### Records shown
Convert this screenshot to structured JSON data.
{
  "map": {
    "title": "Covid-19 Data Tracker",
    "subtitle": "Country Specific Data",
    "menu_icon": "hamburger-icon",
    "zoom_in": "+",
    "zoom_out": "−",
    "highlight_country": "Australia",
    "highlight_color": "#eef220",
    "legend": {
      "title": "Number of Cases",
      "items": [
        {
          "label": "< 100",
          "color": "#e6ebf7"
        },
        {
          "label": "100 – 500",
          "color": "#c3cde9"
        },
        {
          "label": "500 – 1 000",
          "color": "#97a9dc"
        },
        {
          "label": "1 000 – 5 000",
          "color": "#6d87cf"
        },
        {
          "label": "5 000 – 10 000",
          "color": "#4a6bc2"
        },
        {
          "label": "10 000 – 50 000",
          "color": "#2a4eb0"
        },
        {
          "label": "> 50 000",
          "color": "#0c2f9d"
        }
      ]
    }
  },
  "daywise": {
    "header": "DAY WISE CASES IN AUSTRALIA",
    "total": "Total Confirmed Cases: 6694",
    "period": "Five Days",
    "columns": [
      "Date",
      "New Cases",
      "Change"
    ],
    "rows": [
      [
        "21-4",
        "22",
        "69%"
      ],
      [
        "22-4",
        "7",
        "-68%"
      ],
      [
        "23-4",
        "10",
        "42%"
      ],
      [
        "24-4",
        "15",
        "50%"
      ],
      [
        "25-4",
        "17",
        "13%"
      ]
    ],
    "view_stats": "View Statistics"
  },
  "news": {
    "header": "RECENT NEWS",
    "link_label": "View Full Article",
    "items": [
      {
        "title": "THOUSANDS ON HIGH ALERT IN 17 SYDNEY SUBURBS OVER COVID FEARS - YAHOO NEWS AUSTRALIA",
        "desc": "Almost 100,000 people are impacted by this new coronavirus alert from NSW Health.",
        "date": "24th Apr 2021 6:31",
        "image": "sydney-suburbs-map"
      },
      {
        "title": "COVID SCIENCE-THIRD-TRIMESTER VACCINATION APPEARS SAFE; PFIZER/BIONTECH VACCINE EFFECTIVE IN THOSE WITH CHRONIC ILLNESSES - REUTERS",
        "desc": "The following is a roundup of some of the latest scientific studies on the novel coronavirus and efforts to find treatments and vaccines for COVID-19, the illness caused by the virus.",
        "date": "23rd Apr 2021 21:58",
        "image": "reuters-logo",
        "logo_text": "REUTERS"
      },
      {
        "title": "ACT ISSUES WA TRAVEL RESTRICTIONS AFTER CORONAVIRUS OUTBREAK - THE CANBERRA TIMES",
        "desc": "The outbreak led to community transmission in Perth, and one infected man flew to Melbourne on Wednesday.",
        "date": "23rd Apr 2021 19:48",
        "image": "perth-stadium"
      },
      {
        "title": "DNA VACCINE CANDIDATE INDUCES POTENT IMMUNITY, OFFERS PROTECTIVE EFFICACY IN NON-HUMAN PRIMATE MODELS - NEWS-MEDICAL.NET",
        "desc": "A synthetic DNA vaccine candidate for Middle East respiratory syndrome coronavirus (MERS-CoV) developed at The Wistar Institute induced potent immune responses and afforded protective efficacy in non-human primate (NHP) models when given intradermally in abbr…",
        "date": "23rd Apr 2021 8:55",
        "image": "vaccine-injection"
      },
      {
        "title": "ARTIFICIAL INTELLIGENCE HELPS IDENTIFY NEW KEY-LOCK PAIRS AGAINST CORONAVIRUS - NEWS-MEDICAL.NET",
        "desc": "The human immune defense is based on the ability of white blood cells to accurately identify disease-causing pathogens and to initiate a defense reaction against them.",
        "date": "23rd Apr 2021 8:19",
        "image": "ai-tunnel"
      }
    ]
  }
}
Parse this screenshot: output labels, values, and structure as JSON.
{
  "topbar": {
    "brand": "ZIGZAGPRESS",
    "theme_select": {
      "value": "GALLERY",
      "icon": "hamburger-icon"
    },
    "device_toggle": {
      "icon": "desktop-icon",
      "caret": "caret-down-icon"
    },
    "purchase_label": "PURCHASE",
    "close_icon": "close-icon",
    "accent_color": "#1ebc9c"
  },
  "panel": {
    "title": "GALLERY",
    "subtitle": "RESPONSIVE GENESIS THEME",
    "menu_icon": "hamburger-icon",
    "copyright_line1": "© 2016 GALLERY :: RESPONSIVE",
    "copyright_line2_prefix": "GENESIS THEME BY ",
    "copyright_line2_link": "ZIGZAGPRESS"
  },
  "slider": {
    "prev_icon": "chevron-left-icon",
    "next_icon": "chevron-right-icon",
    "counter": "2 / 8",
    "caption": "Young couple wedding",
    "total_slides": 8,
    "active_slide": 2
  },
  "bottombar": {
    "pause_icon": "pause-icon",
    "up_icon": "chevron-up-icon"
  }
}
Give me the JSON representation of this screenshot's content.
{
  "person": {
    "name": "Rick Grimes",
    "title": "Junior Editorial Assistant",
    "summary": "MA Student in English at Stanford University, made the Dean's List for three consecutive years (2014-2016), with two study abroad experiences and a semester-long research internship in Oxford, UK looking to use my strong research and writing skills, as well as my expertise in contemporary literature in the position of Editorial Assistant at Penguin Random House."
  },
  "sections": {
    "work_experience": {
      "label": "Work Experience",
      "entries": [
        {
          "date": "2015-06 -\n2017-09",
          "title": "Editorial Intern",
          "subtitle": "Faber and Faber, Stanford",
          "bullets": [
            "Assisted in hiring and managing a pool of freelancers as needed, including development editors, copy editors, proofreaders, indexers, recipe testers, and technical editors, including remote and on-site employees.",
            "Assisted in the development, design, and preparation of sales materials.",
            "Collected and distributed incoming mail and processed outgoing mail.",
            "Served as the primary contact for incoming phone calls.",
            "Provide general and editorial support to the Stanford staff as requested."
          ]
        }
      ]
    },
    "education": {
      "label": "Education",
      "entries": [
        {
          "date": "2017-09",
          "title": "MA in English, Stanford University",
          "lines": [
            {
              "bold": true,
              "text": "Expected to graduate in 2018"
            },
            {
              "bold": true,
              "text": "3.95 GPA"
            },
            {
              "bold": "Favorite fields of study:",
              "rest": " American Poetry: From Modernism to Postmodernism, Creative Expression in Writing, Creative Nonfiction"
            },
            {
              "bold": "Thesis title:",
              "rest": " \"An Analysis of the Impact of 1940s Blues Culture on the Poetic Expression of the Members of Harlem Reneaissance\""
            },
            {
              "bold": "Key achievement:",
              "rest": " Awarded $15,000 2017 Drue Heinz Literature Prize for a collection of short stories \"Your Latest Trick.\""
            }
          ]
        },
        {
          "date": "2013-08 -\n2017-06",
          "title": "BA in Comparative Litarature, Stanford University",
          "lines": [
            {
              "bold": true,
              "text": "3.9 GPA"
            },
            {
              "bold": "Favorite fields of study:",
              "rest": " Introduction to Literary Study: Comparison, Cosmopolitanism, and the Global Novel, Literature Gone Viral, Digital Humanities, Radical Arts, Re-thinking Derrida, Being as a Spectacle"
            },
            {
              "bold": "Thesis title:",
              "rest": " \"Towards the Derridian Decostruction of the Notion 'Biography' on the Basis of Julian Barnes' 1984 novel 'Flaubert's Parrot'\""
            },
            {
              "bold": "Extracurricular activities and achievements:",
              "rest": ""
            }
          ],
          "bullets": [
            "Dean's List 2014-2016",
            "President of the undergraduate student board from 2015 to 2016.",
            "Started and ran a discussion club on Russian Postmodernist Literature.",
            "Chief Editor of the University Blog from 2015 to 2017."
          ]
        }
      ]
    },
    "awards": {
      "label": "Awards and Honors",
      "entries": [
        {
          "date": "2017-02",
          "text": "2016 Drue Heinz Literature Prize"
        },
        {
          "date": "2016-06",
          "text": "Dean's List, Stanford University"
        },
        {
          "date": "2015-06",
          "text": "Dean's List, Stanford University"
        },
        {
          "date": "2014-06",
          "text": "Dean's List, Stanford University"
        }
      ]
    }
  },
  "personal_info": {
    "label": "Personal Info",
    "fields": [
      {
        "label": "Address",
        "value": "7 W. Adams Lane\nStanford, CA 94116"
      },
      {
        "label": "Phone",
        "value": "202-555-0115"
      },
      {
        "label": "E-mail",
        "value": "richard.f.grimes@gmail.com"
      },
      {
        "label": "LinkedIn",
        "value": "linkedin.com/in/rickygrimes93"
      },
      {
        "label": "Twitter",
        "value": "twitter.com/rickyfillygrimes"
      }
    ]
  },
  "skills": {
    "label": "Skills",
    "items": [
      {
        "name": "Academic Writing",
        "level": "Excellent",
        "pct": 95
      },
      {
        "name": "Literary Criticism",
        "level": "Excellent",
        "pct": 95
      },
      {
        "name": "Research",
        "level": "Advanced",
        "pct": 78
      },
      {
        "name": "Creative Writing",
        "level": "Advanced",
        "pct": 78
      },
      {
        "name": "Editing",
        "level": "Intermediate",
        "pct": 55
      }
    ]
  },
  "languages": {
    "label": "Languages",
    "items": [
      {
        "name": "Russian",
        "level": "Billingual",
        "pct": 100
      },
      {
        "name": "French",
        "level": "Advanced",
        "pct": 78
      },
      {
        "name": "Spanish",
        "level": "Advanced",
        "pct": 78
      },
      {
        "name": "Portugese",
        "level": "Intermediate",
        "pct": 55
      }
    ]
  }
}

### Assignment
Show all lines in the preceding material that have "icon" in them.

### Exercise solution
    "menu_icon": "hamburger-icon",
      "icon": "hamburger-icon"
      "icon": "desktop-icon",
      "caret": "caret-down-icon"
    "close_icon": "close-icon",
    "menu_icon": "hamburger-icon",
    "prev_icon": "chevron-left-icon",
    "next_icon": "chevron-right-icon",
    "pause_icon": "pause-icon",
    "up_icon": "chevron-up-icon"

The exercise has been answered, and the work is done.